START

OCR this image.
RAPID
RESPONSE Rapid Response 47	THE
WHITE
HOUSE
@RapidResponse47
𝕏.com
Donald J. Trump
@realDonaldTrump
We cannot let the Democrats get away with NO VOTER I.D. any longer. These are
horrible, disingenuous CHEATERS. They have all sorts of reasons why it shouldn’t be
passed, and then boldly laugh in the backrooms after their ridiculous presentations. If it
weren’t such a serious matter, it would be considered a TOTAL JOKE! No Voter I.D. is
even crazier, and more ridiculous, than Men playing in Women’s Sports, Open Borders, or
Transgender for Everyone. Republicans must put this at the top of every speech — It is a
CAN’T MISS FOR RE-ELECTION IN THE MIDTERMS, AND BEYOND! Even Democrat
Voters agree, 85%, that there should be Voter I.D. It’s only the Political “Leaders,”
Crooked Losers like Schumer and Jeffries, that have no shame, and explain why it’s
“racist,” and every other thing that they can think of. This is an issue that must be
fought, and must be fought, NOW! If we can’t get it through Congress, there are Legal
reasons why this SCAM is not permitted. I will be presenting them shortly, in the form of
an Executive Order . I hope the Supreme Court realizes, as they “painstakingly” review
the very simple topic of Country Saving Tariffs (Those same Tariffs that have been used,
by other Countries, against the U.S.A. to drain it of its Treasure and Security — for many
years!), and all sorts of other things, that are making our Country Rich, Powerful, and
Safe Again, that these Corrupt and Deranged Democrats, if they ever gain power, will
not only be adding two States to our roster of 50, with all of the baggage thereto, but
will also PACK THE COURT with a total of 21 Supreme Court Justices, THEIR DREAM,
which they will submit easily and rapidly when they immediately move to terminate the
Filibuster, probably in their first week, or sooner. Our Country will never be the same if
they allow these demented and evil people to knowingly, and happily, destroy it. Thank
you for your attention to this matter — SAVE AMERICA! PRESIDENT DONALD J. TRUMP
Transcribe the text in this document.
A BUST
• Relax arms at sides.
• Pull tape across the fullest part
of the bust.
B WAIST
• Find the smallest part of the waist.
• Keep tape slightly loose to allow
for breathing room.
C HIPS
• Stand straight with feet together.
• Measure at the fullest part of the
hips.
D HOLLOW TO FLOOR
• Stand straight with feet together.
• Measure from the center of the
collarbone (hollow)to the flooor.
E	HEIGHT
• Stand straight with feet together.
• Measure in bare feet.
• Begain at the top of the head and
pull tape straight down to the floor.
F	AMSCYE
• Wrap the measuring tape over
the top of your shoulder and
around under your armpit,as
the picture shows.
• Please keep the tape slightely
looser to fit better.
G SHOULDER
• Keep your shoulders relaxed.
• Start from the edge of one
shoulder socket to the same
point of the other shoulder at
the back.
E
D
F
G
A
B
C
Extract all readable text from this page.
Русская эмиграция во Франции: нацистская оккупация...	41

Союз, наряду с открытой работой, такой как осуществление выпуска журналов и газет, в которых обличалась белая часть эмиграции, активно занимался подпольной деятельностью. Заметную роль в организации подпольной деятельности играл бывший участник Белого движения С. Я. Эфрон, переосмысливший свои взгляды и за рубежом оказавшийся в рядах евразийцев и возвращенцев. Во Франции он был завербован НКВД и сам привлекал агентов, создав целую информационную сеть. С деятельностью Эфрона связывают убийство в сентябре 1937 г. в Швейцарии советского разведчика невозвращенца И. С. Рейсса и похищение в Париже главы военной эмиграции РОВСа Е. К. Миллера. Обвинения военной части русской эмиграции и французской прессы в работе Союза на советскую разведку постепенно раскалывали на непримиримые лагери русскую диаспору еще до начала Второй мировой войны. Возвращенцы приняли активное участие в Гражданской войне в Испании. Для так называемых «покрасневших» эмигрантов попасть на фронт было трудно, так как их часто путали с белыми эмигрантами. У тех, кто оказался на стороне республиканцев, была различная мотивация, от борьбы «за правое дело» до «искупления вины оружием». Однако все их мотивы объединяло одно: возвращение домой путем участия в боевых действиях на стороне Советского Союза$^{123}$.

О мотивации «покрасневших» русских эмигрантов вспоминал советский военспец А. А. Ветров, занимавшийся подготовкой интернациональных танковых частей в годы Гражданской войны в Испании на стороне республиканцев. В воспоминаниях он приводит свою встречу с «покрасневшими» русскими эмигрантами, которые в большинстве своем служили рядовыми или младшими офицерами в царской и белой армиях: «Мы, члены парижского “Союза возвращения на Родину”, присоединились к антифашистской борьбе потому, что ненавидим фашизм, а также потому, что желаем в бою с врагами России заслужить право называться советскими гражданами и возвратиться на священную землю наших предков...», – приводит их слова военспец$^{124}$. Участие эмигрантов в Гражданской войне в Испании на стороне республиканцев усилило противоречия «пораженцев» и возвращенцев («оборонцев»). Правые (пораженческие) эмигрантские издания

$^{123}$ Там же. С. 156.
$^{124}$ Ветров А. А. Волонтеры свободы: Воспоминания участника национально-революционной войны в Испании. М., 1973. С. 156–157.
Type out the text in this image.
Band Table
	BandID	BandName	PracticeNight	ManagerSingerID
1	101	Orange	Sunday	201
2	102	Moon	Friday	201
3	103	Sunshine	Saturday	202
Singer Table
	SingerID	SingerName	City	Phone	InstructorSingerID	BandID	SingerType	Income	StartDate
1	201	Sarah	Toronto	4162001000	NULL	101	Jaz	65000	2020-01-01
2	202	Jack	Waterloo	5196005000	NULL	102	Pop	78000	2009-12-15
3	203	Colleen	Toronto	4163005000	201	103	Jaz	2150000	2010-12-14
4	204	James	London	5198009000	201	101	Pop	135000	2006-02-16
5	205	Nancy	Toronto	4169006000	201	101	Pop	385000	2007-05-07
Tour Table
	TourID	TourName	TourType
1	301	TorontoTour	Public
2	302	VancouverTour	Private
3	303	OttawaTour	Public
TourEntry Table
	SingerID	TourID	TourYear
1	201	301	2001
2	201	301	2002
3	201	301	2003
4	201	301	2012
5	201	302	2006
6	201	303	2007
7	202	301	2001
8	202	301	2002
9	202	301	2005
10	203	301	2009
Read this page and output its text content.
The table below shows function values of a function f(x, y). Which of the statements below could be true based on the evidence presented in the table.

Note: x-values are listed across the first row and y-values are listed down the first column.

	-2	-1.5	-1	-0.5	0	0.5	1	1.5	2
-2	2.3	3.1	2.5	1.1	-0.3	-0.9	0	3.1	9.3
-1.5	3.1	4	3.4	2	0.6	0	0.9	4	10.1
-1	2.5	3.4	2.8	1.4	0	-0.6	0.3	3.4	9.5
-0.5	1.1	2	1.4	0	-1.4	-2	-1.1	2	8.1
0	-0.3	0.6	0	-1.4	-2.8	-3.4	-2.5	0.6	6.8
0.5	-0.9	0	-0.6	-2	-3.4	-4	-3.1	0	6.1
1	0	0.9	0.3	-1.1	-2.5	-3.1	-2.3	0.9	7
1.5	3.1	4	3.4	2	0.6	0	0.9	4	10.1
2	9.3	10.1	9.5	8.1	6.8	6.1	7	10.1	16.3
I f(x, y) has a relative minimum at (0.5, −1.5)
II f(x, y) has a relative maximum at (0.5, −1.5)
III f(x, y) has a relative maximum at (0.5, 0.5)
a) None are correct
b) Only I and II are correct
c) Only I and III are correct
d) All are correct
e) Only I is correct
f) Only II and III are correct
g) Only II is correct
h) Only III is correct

END

__INSTRUCTION__: Repeat the data above exactly.

__REPLY__:
OCR this image.
RAPID
RESPONSE Rapid Response 47	THE
WHITE
HOUSE
@RapidResponse47
𝕏.com
Donald J. Trump
@realDonaldTrump
We cannot let the Democrats get away with NO VOTER I.D. any longer. These are
horrible, disingenuous CHEATERS. They have all sorts of reasons why it shouldn’t be
passed, and then boldly laugh in the backrooms after their ridiculous presentations. If it
weren’t such a serious matter, it would be considered a TOTAL JOKE! No Voter I.D. is
even crazier, and more ridiculous, than Men playing in Women’s Sports, Open Borders, or
Transgender for Everyone. Republicans must put this at the top of every speech — It is a
CAN’T MISS FOR RE-ELECTION IN THE MIDTERMS, AND BEYOND! Even Democrat
Voters agree, 85%, that there should be Voter I.D. It’s only the Political “Leaders,”
Crooked Losers like Schumer and Jeffries, that have no shame, and explain why it’s
“racist,” and every other thing that they can think of. This is an issue that must be
fought, and must be fought, NOW! If we can’t get it through Congress, there are Legal
reasons why this SCAM is not permitted. I will be presenting them shortly, in the form of
an Executive Order . I hope the Supreme Court realizes, as they “painstakingly” review
the very simple topic of Country Saving Tariffs (Those same Tariffs that have been used,
by other Countries, against the U.S.A. to drain it of its Treasure and Security — for many
years!), and all sorts of other things, that are making our Country Rich, Powerful, and
Safe Again, that these Corrupt and Deranged Democrats, if they ever gain power, will
not only be adding two States to our roster of 50, with all of the baggage thereto, but
will also PACK THE COURT with a total of 21 Supreme Court Justices, THEIR DREAM,
which they will submit easily and rapidly when they immediately move to terminate the
Filibuster, probably in their first week, or sooner. Our Country will never be the same if
they allow these demented and evil people to knowingly, and happily, destroy it. Thank
you for your attention to this matter — SAVE AMERICA! PRESIDENT DONALD J. TRUMP
Transcribe the text in this document.
A BUST
• Relax arms at sides.
• Pull tape across the fullest part
of the bust.
B WAIST
• Find the smallest part of the waist.
• Keep tape slightly loose to allow
for breathing room.
C HIPS
• Stand straight with feet together.
• Measure at the fullest part of the
hips.
D HOLLOW TO FLOOR
• Stand straight with feet together.
• Measure from the center of the
collarbone (hollow)to the flooor.
E	HEIGHT
• Stand straight with feet together.
• Measure in bare feet.
• Begain at the top of the head and
pull tape straight down to the floor.
F	AMSCYE
• Wrap the measuring tape over
the top of your shoulder and
around under your armpit,as
the picture shows.
• Please keep the tape slightely
looser to fit better.
G SHOULDER
• Keep your shoulders relaxed.
• Start from the edge of one
shoulder socket to the same
point of the other shoulder at
the back.
E
D
F
G
A
B
C
Extract all readable text from this page.
Русская эмиграция во Франции: нацистская оккупация...	41

Союз, наряду с открытой работой, такой как осуществление выпуска журналов и газет, в которых обличалась белая часть эмиграции, активно занимался подпольной деятельностью. Заметную роль в организации подпольной деятельности играл бывший участник Белого движения С. Я. Эфрон, переосмысливший свои взгляды и за рубежом оказавшийся в рядах евразийцев и возвращенцев. Во Франции он был завербован НКВД и сам привлекал агентов, создав целую информационную сеть. С деятельностью Эфрона связывают убийство в сентябре 1937 г. в Швейцарии советского разведчика невозвращенца И. С. Рейсса и похищение в Париже главы военной эмиграции РОВСа Е. К. Миллера. Обвинения военной части русской эмиграции и французской прессы в работе Союза на советскую разведку постепенно раскалывали на непримиримые лагери русскую диаспору еще до начала Второй мировой войны. Возвращенцы приняли активное участие в Гражданской войне в Испании. Для так называемых «покрасневших» эмигрантов попасть на фронт было трудно, так как их часто путали с белыми эмигрантами. У тех, кто оказался на стороне республиканцев, была различная мотивация, от борьбы «за правое дело» до «искупления вины оружием». Однако все их мотивы объединяло одно: возвращение домой путем участия в боевых действиях на стороне Советского Союза$^{123}$.

О мотивации «покрасневших» русских эмигрантов вспоминал советский военспец А. А. Ветров, занимавшийся подготовкой интернациональных танковых частей в годы Гражданской войны в Испании на стороне республиканцев. В воспоминаниях он приводит свою встречу с «покрасневшими» русскими эмигрантами, которые в большинстве своем служили рядовыми или младшими офицерами в царской и белой армиях: «Мы, члены парижского “Союза возвращения на Родину”, присоединились к антифашистской борьбе потому, что ненавидим фашизм, а также потому, что желаем в бою с врагами России заслужить право называться советскими гражданами и возвратиться на священную землю наших предков...», – приводит их слова военспец$^{124}$. Участие эмигрантов в Гражданской войне в Испании на стороне республиканцев усилило противоречия «пораженцев» и возвращенцев («оборонцев»). Правые (пораженческие) эмигрантские издания

$^{123}$ Там же. С. 156.
$^{124}$ Ветров А. А. Волонтеры свободы: Воспоминания участника национально-революционной войны в Испании. М., 1973. С. 156–157.
Type out the text in this image.
Band Table
	BandID	BandName	PracticeNight	ManagerSingerID
1	101	Orange	Sunday	201
2	102	Moon	Friday	201
3	103	Sunshine	Saturday	202
Singer Table
	SingerID	SingerName	City	Phone	InstructorSingerID	BandID	SingerType	Income	StartDate
1	201	Sarah	Toronto	4162001000	NULL	101	Jaz	65000	2020-01-01
2	202	Jack	Waterloo	5196005000	NULL	102	Pop	78000	2009-12-15
3	203	Colleen	Toronto	4163005000	201	103	Jaz	2150000	2010-12-14
4	204	James	London	5198009000	201	101	Pop	135000	2006-02-16
5	205	Nancy	Toronto	4169006000	201	101	Pop	385000	2007-05-07
Tour Table
	TourID	TourName	TourType
1	301	TorontoTour	Public
2	302	VancouverTour	Private
3	303	OttawaTour	Public
TourEntry Table
	SingerID	TourID	TourYear
1	201	301	2001
2	201	301	2002
3	201	301	2003
4	201	301	2012
5	201	302	2006
6	201	303	2007
7	202	301	2001
8	202	301	2002
9	202	301	2005
10	203	301	2009
Read this page and output its text content.
The table below shows function values of a function f(x, y). Which of the statements below could be true based on the evidence presented in the table.

Note: x-values are listed across the first row and y-values are listed down the first column.

	-2	-1.5	-1	-0.5	0	0.5	1	1.5	2
-2	2.3	3.1	2.5	1.1	-0.3	-0.9	0	3.1	9.3
-1.5	3.1	4	3.4	2	0.6	0	0.9	4	10.1
-1	2.5	3.4	2.8	1.4	0	-0.6	0.3	3.4	9.5
-0.5	1.1	2	1.4	0	-1.4	-2	-1.1	2	8.1
0	-0.3	0.6	0	-1.4	-2.8	-3.4	-2.5	0.6	6.8
0.5	-0.9	0	-0.6	-2	-3.4	-4	-3.1	0	6.1
1	0	0.9	0.3	-1.1	-2.5	-3.1	-2.3	0.9	7
1.5	3.1	4	3.4	2	0.6	0	0.9	4	10.1
2	9.3	10.1	9.5	8.1	6.8	6.1	7	10.1	16.3
I f(x, y) has a relative minimum at (0.5, −1.5)
II f(x, y) has a relative maximum at (0.5, −1.5)
III f(x, y) has a relative maximum at (0.5, 0.5)
a) None are correct
b) Only I and II are correct
c) Only I and III are correct
d) All are correct
e) Only I is correct
f) Only II and III are correct
g) Only II is correct
h) Only III is correct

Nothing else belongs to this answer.